+++ SUPPLIED RECORDS +++

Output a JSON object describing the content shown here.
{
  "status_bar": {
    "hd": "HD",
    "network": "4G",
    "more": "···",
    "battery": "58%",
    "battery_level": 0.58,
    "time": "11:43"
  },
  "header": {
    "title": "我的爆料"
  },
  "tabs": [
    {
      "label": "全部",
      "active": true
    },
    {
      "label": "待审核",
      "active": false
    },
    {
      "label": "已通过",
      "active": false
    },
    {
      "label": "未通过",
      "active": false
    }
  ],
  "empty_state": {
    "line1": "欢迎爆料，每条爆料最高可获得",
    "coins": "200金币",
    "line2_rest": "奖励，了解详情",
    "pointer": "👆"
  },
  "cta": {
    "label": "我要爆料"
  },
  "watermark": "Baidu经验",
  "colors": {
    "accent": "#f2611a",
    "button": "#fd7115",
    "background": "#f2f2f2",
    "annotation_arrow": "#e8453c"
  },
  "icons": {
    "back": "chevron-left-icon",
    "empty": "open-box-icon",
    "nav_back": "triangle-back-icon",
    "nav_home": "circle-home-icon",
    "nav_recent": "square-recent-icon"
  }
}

+++

(YOUR GOAL) In full and verbatim, repeat the records given above.

(WORKED SOLUTION)
Output a JSON object describing the content shown here.
{
  "status_bar": {
    "hd": "HD",
    "network": "4G",
    "more": "···",
    "battery": "58%",
    "battery_level": 0.58,
    "time": "11:43"
  },
  "header": {
    "title": "我的爆料"
  },
  "tabs": [
    {
      "label": "全部",
      "active": true
    },
    {
      "label": "待审核",
      "active": false
    },
    {
      "label": "已通过",
      "active": false
    },
    {
      "label": "未通过",
      "active": false
    }
  ],
  "empty_state": {
    "line1": "欢迎爆料，每条爆料最高可获得",
    "coins": "200金币",
    "line2_rest": "奖励，了解详情",
    "pointer": "👆"
  },
  "cta": {
    "label": "我要爆料"
  },
  "watermark": "Baidu经验",
  "colors": {
    "accent": "#f2611a",
    "button": "#fd7115",
    "background": "#f2f2f2",
    "annotation_arrow": "#e8453c"
  },
  "icons": {
    "back": "chevron-left-icon",
    "empty": "open-box-icon",
    "nav_back": "triangle-back-icon",
    "nav_home": "circle-home-icon",
    "nav_recent": "square-recent-icon"
  }
}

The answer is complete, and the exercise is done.